**WHAT IS NEEDED**
Transcribe the listing below word for word.

**SOURCE RECORDS**

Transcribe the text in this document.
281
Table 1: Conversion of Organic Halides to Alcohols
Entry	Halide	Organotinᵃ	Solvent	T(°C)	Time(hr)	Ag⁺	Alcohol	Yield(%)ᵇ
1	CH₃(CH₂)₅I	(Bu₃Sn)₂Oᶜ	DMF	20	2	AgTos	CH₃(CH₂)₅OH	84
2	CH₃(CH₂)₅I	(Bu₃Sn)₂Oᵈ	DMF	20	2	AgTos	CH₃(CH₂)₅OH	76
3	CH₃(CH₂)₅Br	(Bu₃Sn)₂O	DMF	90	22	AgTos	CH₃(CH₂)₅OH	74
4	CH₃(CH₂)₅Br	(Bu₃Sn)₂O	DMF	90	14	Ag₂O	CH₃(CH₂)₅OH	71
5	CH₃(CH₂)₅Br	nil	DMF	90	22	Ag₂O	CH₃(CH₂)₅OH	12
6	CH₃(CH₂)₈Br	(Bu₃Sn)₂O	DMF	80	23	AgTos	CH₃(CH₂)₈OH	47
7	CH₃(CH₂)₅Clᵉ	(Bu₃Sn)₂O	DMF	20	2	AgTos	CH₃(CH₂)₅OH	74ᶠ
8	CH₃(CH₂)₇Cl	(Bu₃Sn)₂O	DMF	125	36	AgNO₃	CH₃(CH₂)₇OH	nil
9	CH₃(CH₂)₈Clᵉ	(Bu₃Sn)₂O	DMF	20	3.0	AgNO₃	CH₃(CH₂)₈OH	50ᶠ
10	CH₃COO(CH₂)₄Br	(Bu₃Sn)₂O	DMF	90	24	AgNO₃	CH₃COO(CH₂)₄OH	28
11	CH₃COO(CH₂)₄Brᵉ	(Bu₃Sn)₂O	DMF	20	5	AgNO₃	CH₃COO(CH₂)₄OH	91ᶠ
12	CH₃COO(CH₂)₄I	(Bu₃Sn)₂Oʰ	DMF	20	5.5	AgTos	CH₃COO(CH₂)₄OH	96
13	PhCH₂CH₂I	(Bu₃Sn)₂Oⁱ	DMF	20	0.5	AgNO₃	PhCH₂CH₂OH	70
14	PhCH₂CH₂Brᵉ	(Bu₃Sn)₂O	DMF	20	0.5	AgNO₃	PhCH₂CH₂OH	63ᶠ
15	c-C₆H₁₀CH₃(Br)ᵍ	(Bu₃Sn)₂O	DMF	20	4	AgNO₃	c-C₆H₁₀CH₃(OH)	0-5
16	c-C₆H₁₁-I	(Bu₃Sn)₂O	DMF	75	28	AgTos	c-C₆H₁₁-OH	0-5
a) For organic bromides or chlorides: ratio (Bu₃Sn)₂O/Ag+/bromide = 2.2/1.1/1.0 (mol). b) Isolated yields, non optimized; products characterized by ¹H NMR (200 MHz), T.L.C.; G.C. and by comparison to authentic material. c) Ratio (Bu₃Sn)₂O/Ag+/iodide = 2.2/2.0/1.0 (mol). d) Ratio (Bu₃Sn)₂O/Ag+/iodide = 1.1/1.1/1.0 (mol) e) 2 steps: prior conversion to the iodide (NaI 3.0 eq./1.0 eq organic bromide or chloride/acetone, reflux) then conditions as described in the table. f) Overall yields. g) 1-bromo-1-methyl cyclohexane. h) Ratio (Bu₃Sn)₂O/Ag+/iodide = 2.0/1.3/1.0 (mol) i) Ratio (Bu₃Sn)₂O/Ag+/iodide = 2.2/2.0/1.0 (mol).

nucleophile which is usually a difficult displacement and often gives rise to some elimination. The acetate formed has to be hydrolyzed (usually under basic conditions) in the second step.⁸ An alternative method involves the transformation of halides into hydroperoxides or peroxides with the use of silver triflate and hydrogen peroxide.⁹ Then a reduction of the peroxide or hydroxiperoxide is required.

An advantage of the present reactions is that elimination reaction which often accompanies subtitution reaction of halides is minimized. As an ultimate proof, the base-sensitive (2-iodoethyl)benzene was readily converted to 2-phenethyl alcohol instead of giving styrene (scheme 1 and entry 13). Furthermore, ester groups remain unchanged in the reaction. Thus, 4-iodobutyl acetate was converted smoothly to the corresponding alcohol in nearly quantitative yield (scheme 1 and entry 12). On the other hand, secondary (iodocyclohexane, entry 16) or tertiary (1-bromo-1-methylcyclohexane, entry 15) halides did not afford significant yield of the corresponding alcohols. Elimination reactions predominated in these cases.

**FULL SOLUTION**
Transcribe the text in this document.
281
Table 1: Conversion of Organic Halides to Alcohols
Entry	Halide	Organotinᵃ	Solvent	T(°C)	Time(hr)	Ag⁺	Alcohol	Yield(%)ᵇ
1	CH₃(CH₂)₅I	(Bu₃Sn)₂Oᶜ	DMF	20	2	AgTos	CH₃(CH₂)₅OH	84
2	CH₃(CH₂)₅I	(Bu₃Sn)₂Oᵈ	DMF	20	2	AgTos	CH₃(CH₂)₅OH	76
3	CH₃(CH₂)₅Br	(Bu₃Sn)₂O	DMF	90	22	AgTos	CH₃(CH₂)₅OH	74
4	CH₃(CH₂)₅Br	(Bu₃Sn)₂O	DMF	90	14	Ag₂O	CH₃(CH₂)₅OH	71
5	CH₃(CH₂)₅Br	nil	DMF	90	22	Ag₂O	CH₃(CH₂)₅OH	12
6	CH₃(CH₂)₈Br	(Bu₃Sn)₂O	DMF	80	23	AgTos	CH₃(CH₂)₈OH	47
7	CH₃(CH₂)₅Clᵉ	(Bu₃Sn)₂O	DMF	20	2	AgTos	CH₃(CH₂)₅OH	74ᶠ
8	CH₃(CH₂)₇Cl	(Bu₃Sn)₂O	DMF	125	36	AgNO₃	CH₃(CH₂)₇OH	nil
9	CH₃(CH₂)₈Clᵉ	(Bu₃Sn)₂O	DMF	20	3.0	AgNO₃	CH₃(CH₂)₈OH	50ᶠ
10	CH₃COO(CH₂)₄Br	(Bu₃Sn)₂O	DMF	90	24	AgNO₃	CH₃COO(CH₂)₄OH	28
11	CH₃COO(CH₂)₄Brᵉ	(Bu₃Sn)₂O	DMF	20	5	AgNO₃	CH₃COO(CH₂)₄OH	91ᶠ
12	CH₃COO(CH₂)₄I	(Bu₃Sn)₂Oʰ	DMF	20	5.5	AgTos	CH₃COO(CH₂)₄OH	96
13	PhCH₂CH₂I	(Bu₃Sn)₂Oⁱ	DMF	20	0.5	AgNO₃	PhCH₂CH₂OH	70
14	PhCH₂CH₂Brᵉ	(Bu₃Sn)₂O	DMF	20	0.5	AgNO₃	PhCH₂CH₂OH	63ᶠ
15	c-C₆H₁₀CH₃(Br)ᵍ	(Bu₃Sn)₂O	DMF	20	4	AgNO₃	c-C₆H₁₀CH₃(OH)	0-5
16	c-C₆H₁₁-I	(Bu₃Sn)₂O	DMF	75	28	AgTos	c-C₆H₁₁-OH	0-5
a) For organic bromides or chlorides: ratio (Bu₃Sn)₂O/Ag+/bromide = 2.2/1.1/1.0 (mol). b) Isolated yields, non optimized; products characterized by ¹H NMR (200 MHz), T.L.C.; G.C. and by comparison to authentic material. c) Ratio (Bu₃Sn)₂O/Ag+/iodide = 2.2/2.0/1.0 (mol). d) Ratio (Bu₃Sn)₂O/Ag+/iodide = 1.1/1.1/1.0 (mol) e) 2 steps: prior conversion to the iodide (NaI 3.0 eq./1.0 eq organic bromide or chloride/acetone, reflux) then conditions as described in the table. f) Overall yields. g) 1-bromo-1-methyl cyclohexane. h) Ratio (Bu₃Sn)₂O/Ag+/iodide = 2.0/1.3/1.0 (mol) i) Ratio (Bu₃Sn)₂O/Ag+/iodide = 2.2/2.0/1.0 (mol).

nucleophile which is usually a difficult displacement and often gives rise to some elimination. The acetate formed has to be hydrolyzed (usually under basic conditions) in the second step.⁸ An alternative method involves the transformation of halides into hydroperoxides or peroxides with the use of silver triflate and hydrogen peroxide.⁹ Then a reduction of the peroxide or hydroxiperoxide is required.

An advantage of the present reactions is that elimination reaction which often accompanies subtitution reaction of halides is minimized. As an ultimate proof, the base-sensitive (2-iodoethyl)benzene was readily converted to 2-phenethyl alcohol instead of giving styrene (scheme 1 and entry 13). Furthermore, ester groups remain unchanged in the reaction. Thus, 4-iodobutyl acetate was converted smoothly to the corresponding alcohol in nearly quantitative yield (scheme 1 and entry 12). On the other hand, secondary (iodocyclohexane, entry 16) or tertiary (1-bromo-1-methylcyclohexane, entry 15) halides did not afford significant yield of the corresponding alcohols. Elimination reactions predominated in these cases.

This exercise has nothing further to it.